'''
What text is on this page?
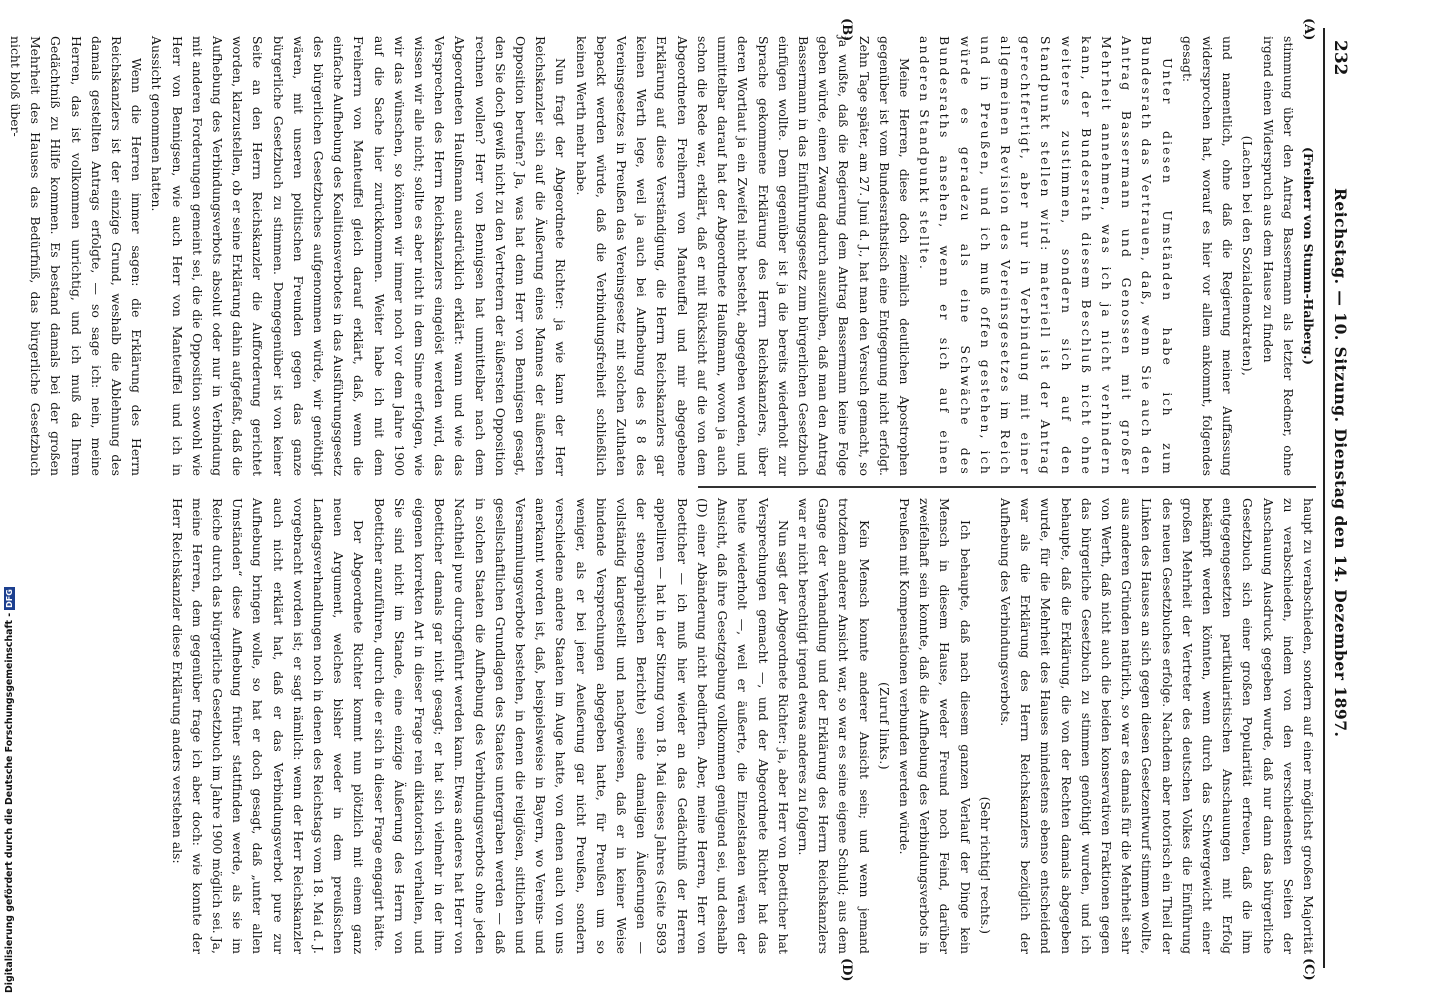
232
Reichstag. — 10. Sitzung. Dienstag den 14. Dezember 1897.
(A)
(B)
(C)
(D)

(Freiherr von Stumm-Halberg.)

stimmung über den Antrag Bassermann als letzter Redner, ohne irgend einen Widerspruch aus dem Hause zu finden

(Lachen bei den Sozialdemokraten),

und namentlich, ohne daß die Regierung meiner Auffassung widersprochen hat, worauf es hier vor allem ankommt, folgendes gesagt:

Unter diesen Umständen habe ich zum Bundesrath das Vertrauen, daß, wenn Sie auch den Antrag Bassermann und Genossen mit großer Mehrheit annehmen, was ich ja nicht verhindern kann, der Bundesrath diesem Beschluß nicht ohne weiteres zustimmen, sondern sich auf den Standpunkt stellen wird: materiell ist der Antrag gerechtfertigt, aber nur in Verbindung mit einer allgemeinen Revision des Vereinsgesetzes im Reich und in Preußen, und ich muß offen gestehen, ich würde es geradezu als eine Schwäche des Bundesraths ansehen, wenn er sich auf einen anderen Standpunkt stellte.

Meine Herren, diese doch ziemlich deutlichen Apostrophen gegenüber ist vom Bundesrathstisch eine Entgegnung nicht erfolgt. Zehn Tage später, am 27. Juni d. J., hat man den Versuch gemacht, so ja wußte, daß die Regierung dem Antrag Bassermann keine Folge geben würde, einen Zwang dadurch auszuüben, daß man den Antrag Bassermann in das Einführungsgesetz zum bürgerlichen Gesetzbuch einfügen wollte. Dem gegenüber ist ja die bereits wiederholt zur Sprache gekommene Erklärung des Herrn Reichskanzlers, über deren Wortlaut ja ein Zweifel nicht besteht, abgegeben worden, und unmittelbar darauf hat der Abgeordnete Haußmann, wovon ja auch schon die Rede war, erklärt, daß er mit Rücksicht auf die von dem Abgeordneten Freiherrn von Manteuffel und mir abgegebene Erklärung auf diese Verständigung, die Herrn Reichskanzlers gar keinen Werth lege, weil ja auch bei Aufhebung des § 8 des Vereinsgesetzes in Preußen das Vereinsgesetz mit solchen Zuthaten bepackt werden würde, daß die Verbindungsfreiheit schließlich keinen Werth mehr habe.

Nun fragt der Abgeordnete Richter: ja wie kann der Herr Reichskanzler sich auf die Äußerung eines Mannes der äußersten Opposition berufen? Ja, was hat denn Herr von Bennigsen gesagt, den Sie doch gewiß nicht zu den Vertretern der äußersten Opposition rechnen wollen? Herr von Bennigsen hat unmittelbar nach dem Abgeordneten Haußmann ausdrücklich erklärt: wann und wie das Versprechen des Herrn Reichskanzlers eingelöst werden wird, das wissen wir alle nicht; sollte es aber nicht in dem Sinne erfolgen, wie wir das wünschen, so können wir immer noch vor dem Jahre 1900 auf die Sache hier zurückkommen. Weiter habe ich mit dem Freiherrn von Manteuffel gleich darauf erklärt, daß, wenn die einfache Aufhebung des Koalitionsverbotes in das Ausführungsgesetz des bürgerlichen Gesetzbuches aufgenommen würde, wir genöthigt wären, mit unseren politischen Freunden gegen das ganze bürgerliche Gesetzbuch zu stimmen. Demgegenüber ist von keiner Seite an den Herrn Reichskanzler die Aufforderung gerichtet worden, klarzustellen, ob er seine Erklärung dahin aufgefaßt, daß die Aufhebung des Verbindungsverbots absolut oder nur in Verbindung mit anderen Forderungen gemeint sei, die die Opposition sowohl wie Herr von Bennigsen, wie auch Herr von Manteuffel und ich in Aussicht genommen hatten.

Wenn die Herren immer sagen: die Erklärung des Herrn Reichskanzlers ist der einzige Grund, weshalb die Ablehnung des damals gestellten Antrags erfolgte, — so sage ich: nein, meine Herren, das ist vollkommen unrichtig, und ich muß da Ihrem Gedächtniß zu Hilfe kommen. Es bestand damals bei der großen Mehrheit des Hauses das Bedürfniß, das bürgerliche Gesetzbuch nicht bloß über-

haupt zu verabschieden, sondern auf einer möglichst großen Majorität zu verabschieden, indem von den verschiedensten Seiten der Anschauung Ausdruck gegeben wurde, daß nur dann das bürgerliche Gesetzbuch sich einer großen Popularität erfreuen, daß die ihm entgegengesetzten partikularistischen Anschauungen mit Erfolg bekämpft werden könnten, wenn durch das Schwergewicht einer großen Mehrheit der Vertreter des deutschen Volkes die Einführung des neuen Gesetzbuches erfolge. Nachdem aber notorisch ein Theil der Linken des Hauses an sich gegen diesen Gesetzentwurf stimmen wollte, aus anderen Gründen natürlich, so war es damals für die Mehrheit sehr von Werth, daß nicht auch die beiden konservativen Fraktionen gegen das bürgerliche Gesetzbuch zu stimmen genöthigt wurden, und ich behaupte, daß die Erklärung, die von der Rechten damals abgegeben wurde, für die Mehrheit des Hauses mindestens ebenso entscheidend war als die Erklärung des Herrn Reichskanzlers bezüglich der Aufhebung des Verbindungsverbots.

(Sehr richtig! rechts.)

Ich behaupte, daß nach diesem ganzen Verlauf der Dinge kein Mensch in diesem Hause, weder Freund noch Feind, darüber zweifelhaft sein konnte, daß die Aufhebung des Verbindungsverbots in Preußen mit Kompensationen verbunden werden würde.

(Zuruf links.)

Kein Mensch konnte anderer Ansicht sein; und wenn jemand trotzdem anderer Ansicht war, so war es seine eigene Schuld; aus dem Gange der Verhandlung und der Erklärung des Herrn Reichskanzlers war er nicht berechtigt irgend etwas anderes zu folgern.

Nun sagt der Abgeordnete Richter: ja, aber Herr von Boetticher hat Versprechungen gemacht —, und der Abgeordnete Richter hat das heute wiederholt —, weil er äußerte, die Einzelstaaten wären der Ansicht, daß ihre Gesetzgebung vollkommen genügend sei, und deshalb (D) einer Abänderung nicht bedürften. Aber, meine Herren, Herr von Boetticher — ich muß hier wieder an das Gedächtniß der Herren appelliren — hat in der Sitzung vom 18. Mai dieses Jahres (Seite 5893 der stenographischen Berichte) seine damaligen Äußerungen — vollständig klargestellt und nachgewiesen, daß er in keiner Weise bindende Versprechungen abgegeben hatte, für Preußen um so weniger, als er bei jener Aeußerung gar nicht Preußen, sondern verschiedene andere Staaten im Auge hatte, von denen auch von uns anerkannt worden ist, daß, beispielsweise in Bayern, wo Vereins- und Versammlungsverbote bestehen, in denen die religiösen, sittlichen und gesellschaftlichen Grundlagen des Staates untergraben werden — daß in solchen Staaten die Aufhebung des Verbindungsverbots ohne jeden Nachtheil pure durchgeführt werden kann. Etwas anderes hat Herr von Boetticher damals gar nicht gesagt; er hat sich vielmehr in der ihm eigenen korrekten Art in dieser Frage rein diktatorisch verhalten, und Sie sind nicht im Stande, eine einzige Äußerung des Herrn von Boetticher anzuführen, durch die er sich in dieser Frage engagirt hätte.

Der Abgeordnete Richter kommt nun plötzlich mit einem ganz neuen Argument, welches bisher weder in dem preußischen Landtagsverhandlungen noch in denen des Reichstags vom 18. Mai d. J. vorgebracht worden ist; er sagt nämlich: wenn der Herr Reichskanzler auch nicht erklärt hat, daß er das Verbindungsverbot pure zur Aufhebung bringen wolle, so hat er doch gesagt, daß „unter allen Umständen“ diese Aufhebung früher stattfinden werde, als sie im Reiche durch das bürgerliche Gesetzbuch im Jahre 1900 möglich sei. Ja, meine Herren, dem gegenüber frage ich aber doch: wie konnte der Herr Reichskanzler diese Erklärung anders verstehen als:

Digitalisierung gefördert durch die Deutsche Forschungsgemeinschaft -DFG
'''
> **Task directions**
Look over the entries above and tally the lines containing the string "irgend"; the answer is that total only.

> **Exercise solution**
2